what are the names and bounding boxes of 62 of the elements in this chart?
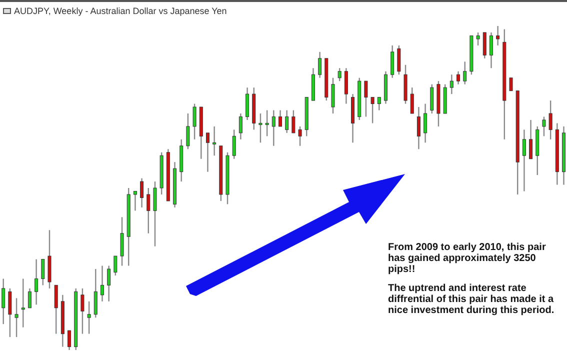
candlestick <box>463 61 467 85</box>
candlestick <box>410 86 414 114</box>
candlestick <box>489 32 493 69</box>
candlestick <box>34 258 38 306</box>
candlestick <box>140 178 144 208</box>
candlestick <box>397 44 401 76</box>
candlestick <box>344 68 348 104</box>
candlestick <box>258 112 262 144</box>
candlestick <box>114 255 118 276</box>
candlestick <box>318 51 322 78</box>
candlestick <box>416 106 420 150</box>
candlestick <box>390 44 394 78</box>
candlestick <box>424 103 428 144</box>
candlestick <box>146 187 150 234</box>
candlestick <box>232 129 236 160</box>
candlestick <box>265 110 269 137</box>
candlestick <box>133 190 137 212</box>
candlestick <box>542 116 546 137</box>
candlestick <box>331 77 335 114</box>
candlestick <box>153 180 157 247</box>
candlestick <box>364 80 368 118</box>
candlestick <box>206 132 210 172</box>
candlestick <box>107 265 111 302</box>
candlestick <box>68 330 72 350</box>
candlestick <box>100 265 104 302</box>
candlestick <box>246 86 250 121</box>
candlestick <box>482 32 486 59</box>
candlestick <box>120 216 124 266</box>
candlestick <box>338 68 342 82</box>
candlestick <box>292 110 296 134</box>
candlestick <box>8 288 12 338</box>
candlestick <box>377 96 381 111</box>
candlestick <box>529 119 533 160</box>
chart-title: AUDJPY, Weekly - Australian Dollar vs Japanese Yen <box>14 6 227 16</box>
candlestick <box>21 278 25 328</box>
candlestick <box>192 103 196 140</box>
candlestick <box>94 268 98 318</box>
candlestick <box>186 112 190 150</box>
candlestick <box>80 288 84 334</box>
candlestick <box>2 278 6 325</box>
candlestick <box>54 284 58 334</box>
candlestick <box>450 74 454 95</box>
annotation: From 2009 to early 2010, this pair has gained approximately 3250 pips!! <box>388 242 547 275</box>
candlestick <box>476 32 480 46</box>
candlestick <box>238 112 242 140</box>
candlestick <box>41 258 45 286</box>
candlestick <box>87 300 91 334</box>
candlestick <box>285 110 289 134</box>
candlestick <box>14 298 18 338</box>
candlestick <box>548 100 552 140</box>
candlestick <box>370 96 374 124</box>
candlestick <box>212 126 216 156</box>
candlestick <box>278 110 282 128</box>
annotation: The uptrend and interest rate diffrential of this pair has made it a nice investment during this period. <box>388 283 556 316</box>
candlestick <box>430 84 434 114</box>
candlestick <box>509 78 513 92</box>
candlestick <box>456 70 460 85</box>
candlestick <box>522 129 526 192</box>
candlestick <box>496 26 500 46</box>
candlestick <box>28 288 32 308</box>
candlestick <box>298 126 302 146</box>
candlestick <box>272 110 276 146</box>
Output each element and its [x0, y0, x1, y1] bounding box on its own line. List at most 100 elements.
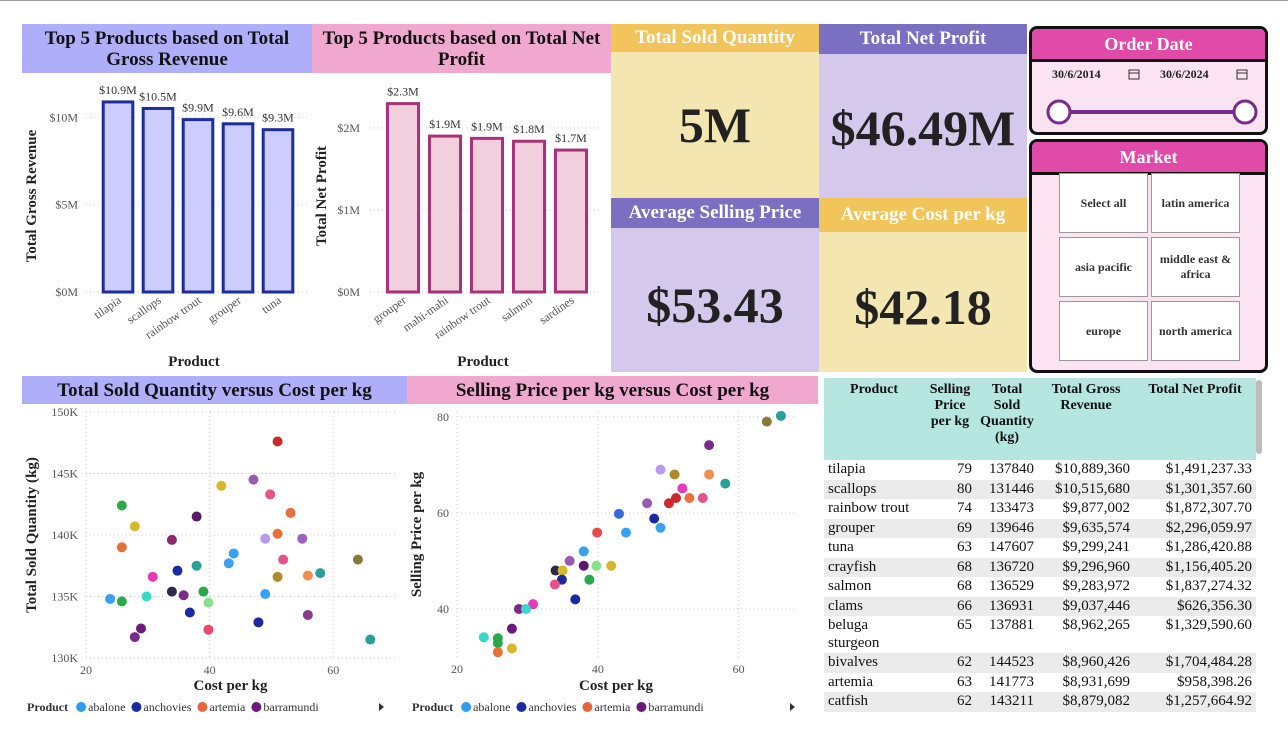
slicer-title: Order Date [1032, 29, 1265, 62]
market-option[interactable]: north america [1151, 301, 1240, 361]
end-date[interactable]: 30/6/2024 [1160, 67, 1209, 81]
table-cell: 74 [957, 500, 972, 516]
scatter-point [172, 565, 183, 576]
market-option[interactable]: asia pacific [1059, 237, 1148, 297]
card-value: $42.18 [854, 279, 992, 335]
chart: 20 40 60 40 60 80 Cost per kg Selling Price per… [409, 410, 795, 714]
scatter-point [278, 554, 289, 565]
scatter-point [584, 574, 595, 585]
value-label: $10.9M [99, 83, 137, 97]
scatter-point [513, 603, 524, 614]
y-axis-title: Selling Price per kg [409, 471, 425, 597]
table-cell: $8,931,699 [1062, 673, 1131, 690]
legend-label: artemia [209, 700, 246, 714]
table-cell: $1,837,274.32 [1165, 578, 1252, 594]
x-tick-label: grouper [205, 293, 244, 326]
table-cell: $9,283,972 [1062, 578, 1131, 594]
card-title: Total Sold Quantity [611, 24, 819, 52]
kpi-card: Total Sold Quantity 5M [611, 24, 819, 198]
table-row: catfish 62 143211 $8,879,082 $1,257,664.92 [824, 692, 1256, 712]
table-cell: $1,156,405.20 [1134, 557, 1256, 577]
x-tick-label: tilapia [91, 293, 124, 322]
table-cell: 69 [924, 518, 976, 538]
scatter-point [302, 570, 313, 581]
start-date[interactable]: 30/6/2014 [1052, 67, 1101, 81]
market-option[interactable]: latin america [1151, 173, 1240, 233]
y-tick-label: $10M [49, 110, 78, 124]
slider-handle[interactable] [1232, 99, 1258, 125]
scatter-point [492, 647, 503, 658]
value-label: $9.6M [222, 105, 254, 119]
column-header[interactable]: Total Net Profit [1134, 378, 1256, 460]
scatter-point [655, 522, 666, 533]
legend-label: anchovies [528, 700, 576, 714]
legend-title: Product [27, 700, 68, 714]
column-header[interactable]: Total Gross Revenue [1038, 378, 1134, 460]
slider-handle[interactable] [1046, 99, 1072, 125]
scrollbar[interactable] [1256, 380, 1262, 454]
table-cell: salmon [828, 578, 872, 594]
table-cell: 143211 [976, 692, 1038, 712]
x-tick-label: 20 [451, 662, 463, 676]
x-axis-title: Product [457, 354, 508, 370]
chart-panel: Selling Price per kg versus Cost per kg … [407, 376, 818, 742]
legend-next[interactable] [790, 703, 795, 711]
table-cell: bivalves [824, 653, 924, 673]
table-cell: 63 [957, 539, 972, 555]
table-cell: $1,491,237.33 [1165, 461, 1252, 477]
legend-swatch [582, 702, 593, 712]
scatter-point [166, 534, 177, 545]
scatter-point [228, 548, 239, 559]
scatter-point [178, 590, 189, 601]
scatter-point [191, 511, 202, 522]
table-cell: $2,296,059.97 [1134, 518, 1256, 538]
table-cell: $958,398.26 [1177, 673, 1252, 690]
table-cell: tuna [828, 539, 854, 555]
scatter-point [285, 507, 296, 518]
y-tick-label: $0M [337, 285, 360, 299]
chart-title: Total Sold Quantity versus Cost per kg [22, 376, 407, 404]
scatter-point [564, 555, 575, 566]
scatter-point [116, 596, 127, 607]
scatter-point [141, 591, 152, 602]
table-row: bivalves 62 144523 $8,960,426 $1,704,484.28 [824, 653, 1256, 673]
card-value: $53.43 [646, 277, 784, 333]
table-cell: 147607 [989, 539, 1034, 555]
y-tick-label: 80 [437, 410, 449, 424]
table-row: tilapia 79 137840 $10,889,360 $1,491,237.33 [824, 460, 1256, 480]
card-title: Total Net Profit [819, 24, 1027, 54]
table-cell: $1,301,357.60 [1134, 479, 1256, 499]
value-label: $10.5M [139, 89, 177, 103]
value-label: $9.3M [262, 111, 294, 125]
table-cell: 137881 [989, 617, 1034, 633]
x-axis-title: Product [168, 354, 219, 370]
scatter-point [663, 498, 674, 509]
column-header[interactable]: Total Sold Quantity (kg) [976, 378, 1038, 460]
scatter-point [591, 560, 602, 571]
bar [553, 148, 589, 294]
table-cell: 62 [924, 653, 976, 673]
scatter-point [570, 594, 581, 605]
table-cell: $1,704,484.28 [1134, 653, 1256, 673]
column-header[interactable]: Product [824, 378, 924, 460]
table-row: crayfish 68 136720 $9,296,960 $1,156,405.20 [824, 557, 1256, 577]
y-axis-title: Total Sold Quantity (kg) [24, 457, 40, 613]
table-cell: $9,299,241 [1062, 539, 1131, 555]
market-option[interactable]: europe [1059, 301, 1148, 361]
market-option[interactable]: middle east & africa [1151, 237, 1240, 297]
market-option[interactable]: Select all [1059, 173, 1148, 233]
kpi-card: Total Net Profit $46.49M [819, 24, 1027, 198]
y-tick-label: 140K [51, 528, 78, 542]
legend-next[interactable] [379, 703, 384, 711]
legend-label: barramundi [263, 700, 319, 714]
scatter-point [549, 579, 560, 590]
scatter-point [697, 492, 708, 503]
y-tick-label: 150K [51, 405, 78, 419]
column-header[interactable]: Selling Price per kg [924, 378, 976, 460]
table-cell: 68 [924, 557, 976, 577]
slider [1046, 69, 1258, 125]
scatter-point [649, 513, 660, 524]
table-row: salmon 68 136529 $9,283,972 $1,837,274.32 [824, 577, 1256, 597]
scatter-point [297, 533, 308, 544]
table-row: tuna 63 147607 $9,299,241 $1,286,420.88 [824, 538, 1256, 558]
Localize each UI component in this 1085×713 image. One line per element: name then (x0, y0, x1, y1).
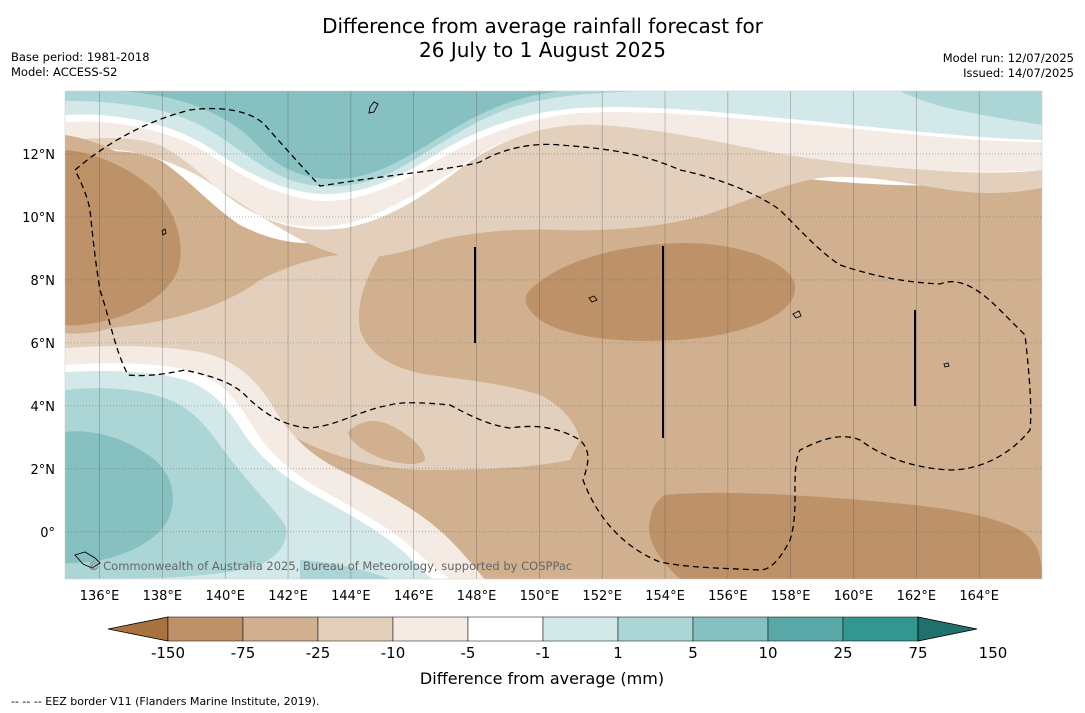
colorbar-tick-label: 1 (613, 644, 623, 662)
latitude-tick-label: 0° (40, 526, 55, 541)
contour-band-central-lighter-brown (65, 253, 580, 470)
ensemble-spread-bars (474, 246, 916, 438)
longitude-tick-label: 140°E (205, 589, 245, 604)
map-title-line-1: Difference from average rainfall forecas… (322, 14, 763, 38)
latitude-tick-label: 4°N (31, 400, 56, 415)
colorbar-extend-high (917, 616, 978, 642)
longitude-tick-label: 142°E (268, 589, 308, 604)
contour-band-southeast-darker-brown (649, 492, 1042, 579)
issued-text: Issued: 14/07/2025 (963, 66, 1074, 80)
base-period-text: Base period: 1981-2018 (11, 50, 150, 64)
colorbar-segment (392, 616, 469, 642)
contour-band-northeast-teal (900, 91, 1042, 125)
contour-band-southwest-light-teal (300, 560, 390, 579)
longitude-tick-label: 156°E (708, 589, 748, 604)
model-run-text: Model run: 12/07/2025 (942, 51, 1074, 65)
contour-band-north-mid-teal (120, 91, 560, 180)
longitude-tick-label: 154°E (645, 589, 685, 604)
longitude-tick-label: 138°E (143, 589, 183, 604)
rainfall-contours (65, 91, 1042, 579)
latitude-tick-label: 12°N (22, 148, 55, 163)
longitude-tick-label: 164°E (959, 589, 999, 604)
colorbar-segment (242, 616, 319, 642)
longitude-tick-label: 148°E (457, 589, 497, 604)
longitude-tick-label: 160°E (834, 589, 874, 604)
island-guam (368, 101, 379, 114)
meta-right: Model run: 12/07/2025 Issued: 14/07/2025 (943, 51, 1074, 81)
colorbar-tick-label: -5 (461, 644, 476, 662)
longitude-tick-labels: 136°E 138°E 140°E 142°E 144°E 146°E 148°E 150°E… (80, 589, 999, 604)
colorbar-segment (317, 616, 394, 642)
longitude-tick-label: 136°E (80, 589, 120, 604)
colorbar-segment (842, 616, 919, 642)
eez-borders (74, 107, 1032, 571)
colorbar-segment (542, 616, 619, 642)
latitude-tick-label: 10°N (22, 211, 55, 226)
colorbar-segment (617, 616, 694, 642)
longitude-tick-label: 144°E (331, 589, 371, 604)
colorbar-tick-label: 75 (908, 644, 927, 662)
longitude-tick-label: 150°E (520, 589, 560, 604)
map-title-line-2: 26 July to 1 August 2025 (419, 38, 666, 62)
latitude-tick-label: 6°N (31, 337, 56, 352)
latitude-tick-label: 2°N (31, 463, 56, 478)
colorbar-tick-label: -10 (381, 644, 406, 662)
island-yap (161, 228, 167, 236)
longitude-tick-label: 162°E (897, 589, 937, 604)
colorbar-tick-label: 5 (688, 644, 698, 662)
colorbar-tick-label: -1 (536, 644, 551, 662)
eez-border-guam-cnmi (74, 107, 1032, 571)
contour-band-west-darker-brown (65, 150, 181, 326)
contour-band-west-lighter-brown (65, 124, 1042, 258)
colorbar-segment (467, 616, 544, 642)
map-title: Difference from average rainfall forecas… (0, 14, 1085, 62)
colorbar-tick-label: -150 (151, 644, 185, 662)
colorbar-tick-label: 25 (833, 644, 852, 662)
map-panel: © Commonwealth of Australia 2025, Bureau… (64, 90, 1043, 580)
colorbar-tick-labels: -150 -75 -25 -10 -5 -1 1 5 10 25 75 150 (151, 644, 1007, 662)
longitude-tick-label: 152°E (582, 589, 622, 604)
colorbar-tick-label: -75 (231, 644, 256, 662)
longitude-tick-label: 146°E (394, 589, 434, 604)
meta-left: Base period: 1981-2018 Model: ACCESS-S2 (11, 50, 150, 80)
colorbar-tick-label: -25 (306, 644, 331, 662)
map-frame (64, 90, 1043, 580)
contour-band-central-small-brown (348, 420, 425, 464)
island-pohnpei (792, 310, 802, 319)
colorbar-segment (767, 616, 844, 642)
colorbar-tick-label: 10 (758, 644, 777, 662)
model-text: Model: ACCESS-S2 (11, 65, 118, 79)
latitude-tick-label: 8°N (31, 274, 56, 289)
colorbar-extend-low (107, 616, 169, 642)
colorbar (107, 616, 978, 642)
colorbar-segment (167, 616, 244, 642)
copyright-text: © Commonwealth of Australia 2025, Bureau… (88, 559, 572, 573)
latitude-tick-labels: 0° 2°N 4°N 6°N 8°N 10°N 12°N (22, 148, 55, 541)
land-islands (74, 101, 950, 569)
island-chuuk (588, 295, 598, 303)
map-gridlines (65, 91, 1042, 579)
colorbar-segment (692, 616, 769, 642)
island-new-guinea-coast (74, 551, 101, 569)
contour-band-south-mid-teal (65, 431, 173, 563)
colorbar-tick-label: 150 (979, 644, 1008, 662)
eez-legend-note: -- -- -- EEZ border V11 (Flanders Marine… (11, 695, 320, 708)
island-kosrae (943, 362, 950, 368)
colorbar-title: Difference from average (mm) (420, 669, 664, 688)
longitude-tick-label: 158°E (771, 589, 811, 604)
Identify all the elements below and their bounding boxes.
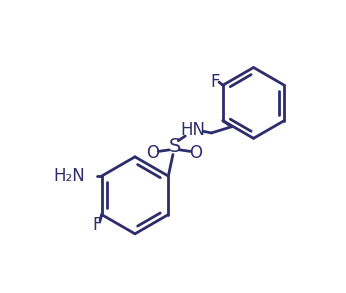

○ ○ ○

The request:
Reproduce without any change the lines of the first of the items, starting at the line with "candlestick <box>463 61 467 85</box>" and continuing up to and including the line with "candlestick <box>364 80 368 118</box>".

Exercise output:
candlestick <box>463 61 467 85</box>
candlestick <box>410 86 414 114</box>
candlestick <box>489 32 493 69</box>
candlestick <box>34 258 38 306</box>
candlestick <box>140 178 144 208</box>
candlestick <box>397 44 401 76</box>
candlestick <box>344 68 348 104</box>
candlestick <box>258 112 262 144</box>
candlestick <box>114 255 118 276</box>
candlestick <box>318 51 322 78</box>
candlestick <box>416 106 420 150</box>
candlestick <box>390 44 394 78</box>
candlestick <box>424 103 428 144</box>
candlestick <box>146 187 150 234</box>
candlestick <box>232 129 236 160</box>
candlestick <box>265 110 269 137</box>
candlestick <box>133 190 137 212</box>
candlestick <box>542 116 546 137</box>
candlestick <box>331 77 335 114</box>
candlestick <box>153 180 157 247</box>
candlestick <box>364 80 368 118</box>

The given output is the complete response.